RECORDS FOR THIS EXERCISE =
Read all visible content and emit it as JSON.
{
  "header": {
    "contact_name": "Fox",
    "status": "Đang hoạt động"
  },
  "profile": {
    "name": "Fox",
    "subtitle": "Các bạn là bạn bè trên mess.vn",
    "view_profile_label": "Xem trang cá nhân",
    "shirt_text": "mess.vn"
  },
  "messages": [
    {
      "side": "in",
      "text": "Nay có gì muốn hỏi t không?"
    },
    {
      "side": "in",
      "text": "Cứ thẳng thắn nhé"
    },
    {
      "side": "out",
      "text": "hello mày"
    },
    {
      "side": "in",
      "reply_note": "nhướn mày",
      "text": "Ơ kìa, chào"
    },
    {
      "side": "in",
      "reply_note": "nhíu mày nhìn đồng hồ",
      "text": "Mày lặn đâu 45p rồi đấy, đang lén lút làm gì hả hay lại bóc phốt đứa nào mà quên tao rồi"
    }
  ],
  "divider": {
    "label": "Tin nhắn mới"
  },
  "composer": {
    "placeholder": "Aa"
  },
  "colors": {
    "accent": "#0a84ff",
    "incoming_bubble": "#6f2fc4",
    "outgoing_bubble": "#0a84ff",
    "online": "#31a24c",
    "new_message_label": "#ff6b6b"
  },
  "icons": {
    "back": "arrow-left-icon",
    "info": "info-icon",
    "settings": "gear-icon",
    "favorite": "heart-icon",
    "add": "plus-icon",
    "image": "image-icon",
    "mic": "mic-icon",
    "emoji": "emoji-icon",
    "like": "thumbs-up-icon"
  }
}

--

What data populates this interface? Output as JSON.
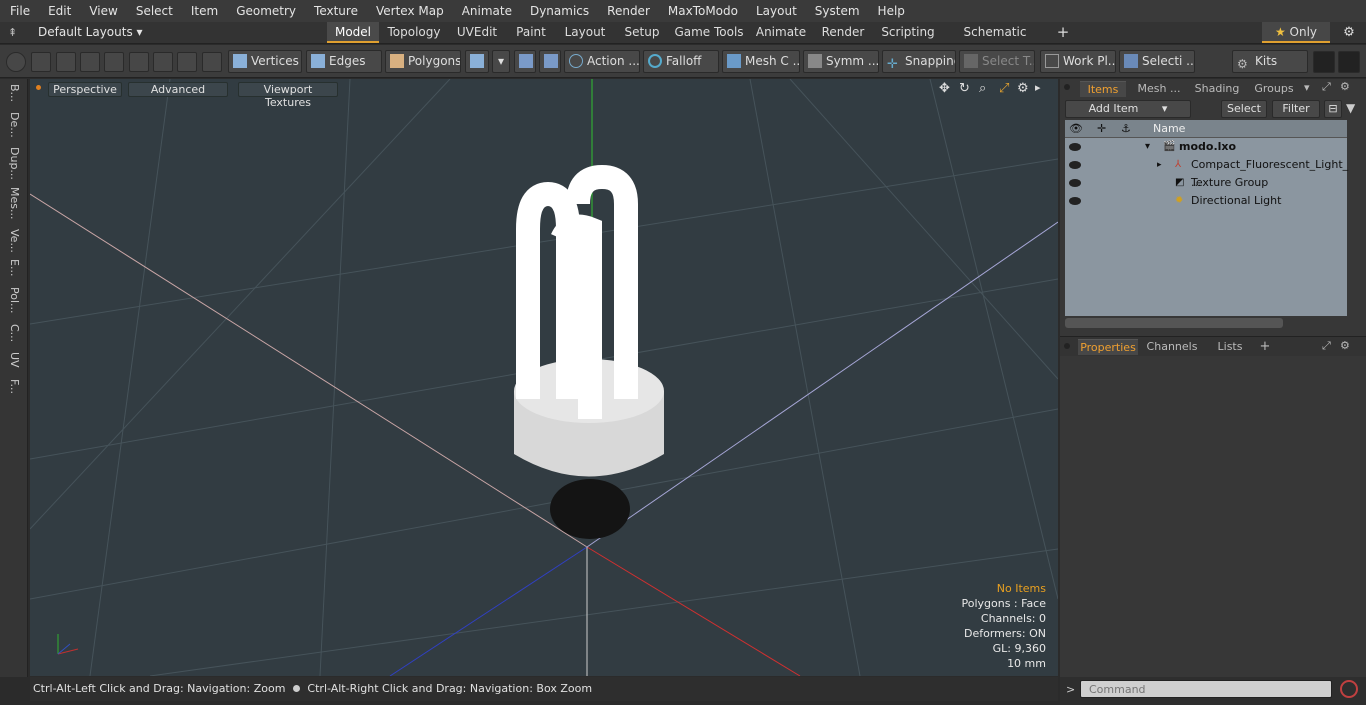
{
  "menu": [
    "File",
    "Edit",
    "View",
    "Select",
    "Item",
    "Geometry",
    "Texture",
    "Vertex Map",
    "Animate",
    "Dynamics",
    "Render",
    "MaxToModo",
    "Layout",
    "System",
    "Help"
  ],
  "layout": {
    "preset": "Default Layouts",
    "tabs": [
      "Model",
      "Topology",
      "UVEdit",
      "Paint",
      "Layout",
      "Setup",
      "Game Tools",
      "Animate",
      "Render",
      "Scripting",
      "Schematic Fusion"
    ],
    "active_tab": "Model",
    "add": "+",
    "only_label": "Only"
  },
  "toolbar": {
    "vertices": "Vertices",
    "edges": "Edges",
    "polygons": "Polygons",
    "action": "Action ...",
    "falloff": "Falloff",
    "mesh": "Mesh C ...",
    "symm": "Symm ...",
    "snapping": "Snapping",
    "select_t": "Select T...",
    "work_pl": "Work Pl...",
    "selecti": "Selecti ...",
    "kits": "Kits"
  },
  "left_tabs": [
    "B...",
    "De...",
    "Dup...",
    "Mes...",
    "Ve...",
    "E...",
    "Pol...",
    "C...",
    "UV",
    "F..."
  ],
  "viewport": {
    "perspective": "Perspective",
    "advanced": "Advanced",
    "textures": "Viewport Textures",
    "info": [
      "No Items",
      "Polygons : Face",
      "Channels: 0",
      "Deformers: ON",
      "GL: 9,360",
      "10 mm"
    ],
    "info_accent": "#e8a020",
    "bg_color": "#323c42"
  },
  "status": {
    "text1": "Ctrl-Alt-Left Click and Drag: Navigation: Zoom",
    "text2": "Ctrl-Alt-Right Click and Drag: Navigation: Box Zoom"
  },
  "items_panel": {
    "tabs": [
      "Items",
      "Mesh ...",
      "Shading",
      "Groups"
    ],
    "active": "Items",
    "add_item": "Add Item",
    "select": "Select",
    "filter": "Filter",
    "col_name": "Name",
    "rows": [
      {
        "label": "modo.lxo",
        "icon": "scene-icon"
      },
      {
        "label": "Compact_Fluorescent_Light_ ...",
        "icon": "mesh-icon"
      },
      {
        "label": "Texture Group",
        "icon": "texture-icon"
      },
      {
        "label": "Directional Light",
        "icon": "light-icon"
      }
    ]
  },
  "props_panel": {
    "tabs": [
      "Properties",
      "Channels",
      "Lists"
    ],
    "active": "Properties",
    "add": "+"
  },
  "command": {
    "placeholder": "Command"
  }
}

SHORT EXERCISE = Copy every line of the material in which the word "Click" occurs.

EXPECTED ANSWER =
    "text1": "Ctrl-Alt-Left Click and Drag: Navigation: Zoom",
    "text2": "Ctrl-Alt-Right Click and Drag: Navigation: Box Zoom"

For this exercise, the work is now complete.